- PROBLEM DESCRIPTION:
Lines before the one containing "Convert this document image to plain text." are excluded; reproduce that line and all lines after it in the entries below, exactly.

Source data

★ ★ ★ ★

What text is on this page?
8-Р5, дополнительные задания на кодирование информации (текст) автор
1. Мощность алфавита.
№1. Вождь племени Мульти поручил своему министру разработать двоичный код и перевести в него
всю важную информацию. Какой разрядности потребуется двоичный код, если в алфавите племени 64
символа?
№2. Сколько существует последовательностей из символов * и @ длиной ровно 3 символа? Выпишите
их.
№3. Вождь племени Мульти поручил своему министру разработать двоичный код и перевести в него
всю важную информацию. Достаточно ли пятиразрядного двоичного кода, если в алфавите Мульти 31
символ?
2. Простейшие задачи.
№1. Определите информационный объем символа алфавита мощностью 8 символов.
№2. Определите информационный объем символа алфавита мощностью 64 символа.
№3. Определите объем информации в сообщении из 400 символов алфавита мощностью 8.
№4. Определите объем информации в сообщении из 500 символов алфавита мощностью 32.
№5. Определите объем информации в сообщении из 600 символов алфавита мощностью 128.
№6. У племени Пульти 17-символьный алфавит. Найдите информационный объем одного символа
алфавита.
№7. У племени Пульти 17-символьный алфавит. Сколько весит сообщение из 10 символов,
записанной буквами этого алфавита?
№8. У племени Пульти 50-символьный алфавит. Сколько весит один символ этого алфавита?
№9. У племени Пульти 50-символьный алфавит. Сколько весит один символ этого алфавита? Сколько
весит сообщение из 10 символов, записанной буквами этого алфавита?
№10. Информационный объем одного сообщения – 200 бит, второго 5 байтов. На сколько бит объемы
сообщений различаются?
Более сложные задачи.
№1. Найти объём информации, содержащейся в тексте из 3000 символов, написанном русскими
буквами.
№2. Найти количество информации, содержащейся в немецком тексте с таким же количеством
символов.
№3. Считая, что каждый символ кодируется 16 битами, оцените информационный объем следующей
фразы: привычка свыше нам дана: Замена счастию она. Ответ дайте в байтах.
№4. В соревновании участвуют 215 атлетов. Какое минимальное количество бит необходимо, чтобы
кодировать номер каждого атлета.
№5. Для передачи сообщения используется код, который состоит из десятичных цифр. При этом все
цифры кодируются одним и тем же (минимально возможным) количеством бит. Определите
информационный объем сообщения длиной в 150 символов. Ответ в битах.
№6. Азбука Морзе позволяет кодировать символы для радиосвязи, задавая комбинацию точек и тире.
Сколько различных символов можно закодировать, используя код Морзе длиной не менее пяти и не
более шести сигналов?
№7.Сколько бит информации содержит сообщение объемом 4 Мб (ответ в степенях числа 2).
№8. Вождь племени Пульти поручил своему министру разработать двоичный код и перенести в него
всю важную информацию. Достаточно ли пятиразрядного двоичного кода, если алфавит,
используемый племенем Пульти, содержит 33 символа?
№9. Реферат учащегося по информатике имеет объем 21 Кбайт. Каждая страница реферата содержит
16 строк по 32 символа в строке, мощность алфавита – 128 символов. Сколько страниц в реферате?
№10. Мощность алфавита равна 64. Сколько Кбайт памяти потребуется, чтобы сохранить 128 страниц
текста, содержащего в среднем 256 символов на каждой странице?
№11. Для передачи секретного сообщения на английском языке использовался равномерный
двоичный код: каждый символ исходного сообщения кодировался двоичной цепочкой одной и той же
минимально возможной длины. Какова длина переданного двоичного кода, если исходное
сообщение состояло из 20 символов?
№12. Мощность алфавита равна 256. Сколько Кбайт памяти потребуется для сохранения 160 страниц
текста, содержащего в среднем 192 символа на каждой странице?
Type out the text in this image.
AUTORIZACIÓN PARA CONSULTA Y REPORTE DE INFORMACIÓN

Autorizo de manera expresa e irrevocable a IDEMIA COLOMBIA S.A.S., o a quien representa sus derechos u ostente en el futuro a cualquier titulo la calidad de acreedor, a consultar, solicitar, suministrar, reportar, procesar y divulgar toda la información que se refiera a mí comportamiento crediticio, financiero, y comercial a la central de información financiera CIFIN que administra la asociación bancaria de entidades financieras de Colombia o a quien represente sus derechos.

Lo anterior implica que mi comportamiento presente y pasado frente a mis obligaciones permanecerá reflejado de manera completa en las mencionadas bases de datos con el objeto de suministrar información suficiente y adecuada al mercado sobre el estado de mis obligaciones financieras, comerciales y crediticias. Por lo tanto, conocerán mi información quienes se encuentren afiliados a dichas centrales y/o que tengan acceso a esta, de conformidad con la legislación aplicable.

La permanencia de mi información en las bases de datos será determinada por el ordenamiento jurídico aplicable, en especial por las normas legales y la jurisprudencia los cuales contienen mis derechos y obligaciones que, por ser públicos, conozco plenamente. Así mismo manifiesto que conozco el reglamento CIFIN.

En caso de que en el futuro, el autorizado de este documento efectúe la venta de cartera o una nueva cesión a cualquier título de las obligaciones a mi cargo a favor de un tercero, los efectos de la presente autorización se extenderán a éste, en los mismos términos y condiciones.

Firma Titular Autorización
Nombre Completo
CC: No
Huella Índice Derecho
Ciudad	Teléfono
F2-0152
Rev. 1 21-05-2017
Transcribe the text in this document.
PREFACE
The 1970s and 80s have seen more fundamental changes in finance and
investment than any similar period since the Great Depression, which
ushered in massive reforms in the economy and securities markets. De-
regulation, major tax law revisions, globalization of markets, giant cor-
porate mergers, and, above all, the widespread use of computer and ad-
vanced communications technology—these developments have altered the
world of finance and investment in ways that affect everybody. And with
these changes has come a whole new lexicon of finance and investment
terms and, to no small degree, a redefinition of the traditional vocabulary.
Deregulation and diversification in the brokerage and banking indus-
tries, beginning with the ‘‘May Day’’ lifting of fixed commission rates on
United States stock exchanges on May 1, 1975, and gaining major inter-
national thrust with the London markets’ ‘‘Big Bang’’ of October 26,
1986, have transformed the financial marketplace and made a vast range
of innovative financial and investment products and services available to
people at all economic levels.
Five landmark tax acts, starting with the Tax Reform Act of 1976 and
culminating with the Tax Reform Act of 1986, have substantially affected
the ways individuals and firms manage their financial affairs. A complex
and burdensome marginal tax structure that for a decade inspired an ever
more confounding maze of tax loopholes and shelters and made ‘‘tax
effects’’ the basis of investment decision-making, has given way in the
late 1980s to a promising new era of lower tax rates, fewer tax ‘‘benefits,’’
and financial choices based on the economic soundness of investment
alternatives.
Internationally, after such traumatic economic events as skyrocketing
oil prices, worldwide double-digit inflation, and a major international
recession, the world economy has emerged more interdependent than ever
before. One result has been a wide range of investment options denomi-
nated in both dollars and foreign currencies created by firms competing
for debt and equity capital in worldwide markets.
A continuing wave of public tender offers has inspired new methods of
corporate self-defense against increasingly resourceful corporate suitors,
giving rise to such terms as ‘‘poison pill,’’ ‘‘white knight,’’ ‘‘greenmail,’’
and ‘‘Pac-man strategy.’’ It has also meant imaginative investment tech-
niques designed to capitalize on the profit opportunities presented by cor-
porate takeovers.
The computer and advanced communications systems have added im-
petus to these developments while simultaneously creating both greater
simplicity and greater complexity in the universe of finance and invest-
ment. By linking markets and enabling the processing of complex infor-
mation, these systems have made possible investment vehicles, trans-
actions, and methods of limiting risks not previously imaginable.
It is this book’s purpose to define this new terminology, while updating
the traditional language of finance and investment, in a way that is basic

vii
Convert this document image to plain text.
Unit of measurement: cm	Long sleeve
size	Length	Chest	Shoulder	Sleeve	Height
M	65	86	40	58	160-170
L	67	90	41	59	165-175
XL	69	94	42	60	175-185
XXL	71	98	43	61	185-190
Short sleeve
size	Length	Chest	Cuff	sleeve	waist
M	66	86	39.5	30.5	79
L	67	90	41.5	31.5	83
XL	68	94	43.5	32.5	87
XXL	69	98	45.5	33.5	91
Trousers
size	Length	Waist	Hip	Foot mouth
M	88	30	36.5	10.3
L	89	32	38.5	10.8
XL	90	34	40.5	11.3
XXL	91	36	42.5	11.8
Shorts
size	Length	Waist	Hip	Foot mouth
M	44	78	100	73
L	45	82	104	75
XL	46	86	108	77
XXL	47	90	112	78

★ ★ ★ ★

- WRITTEN ANSWER:
Convert this document image to plain text.
Unit of measurement: cm	Long sleeve
size	Length	Chest	Shoulder	Sleeve	Height
M	65	86	40	58	160-170
L	67	90	41	59	165-175
XL	69	94	42	60	175-185
XXL	71	98	43	61	185-190
Short sleeve
size	Length	Chest	Cuff	sleeve	waist
M	66	86	39.5	30.5	79
L	67	90	41.5	31.5	83
XL	68	94	43.5	32.5	87
XXL	69	98	45.5	33.5	91
Trousers
size	Length	Waist	Hip	Foot mouth
M	88	30	36.5	10.3
L	89	32	38.5	10.8
XL	90	34	40.5	11.3
XXL	91	36	42.5	11.8
Shorts
size	Length	Waist	Hip	Foot mouth
M	44	78	100	73
L	45	82	104	75
XL	46	86	108	77
XXL	47	90	112	78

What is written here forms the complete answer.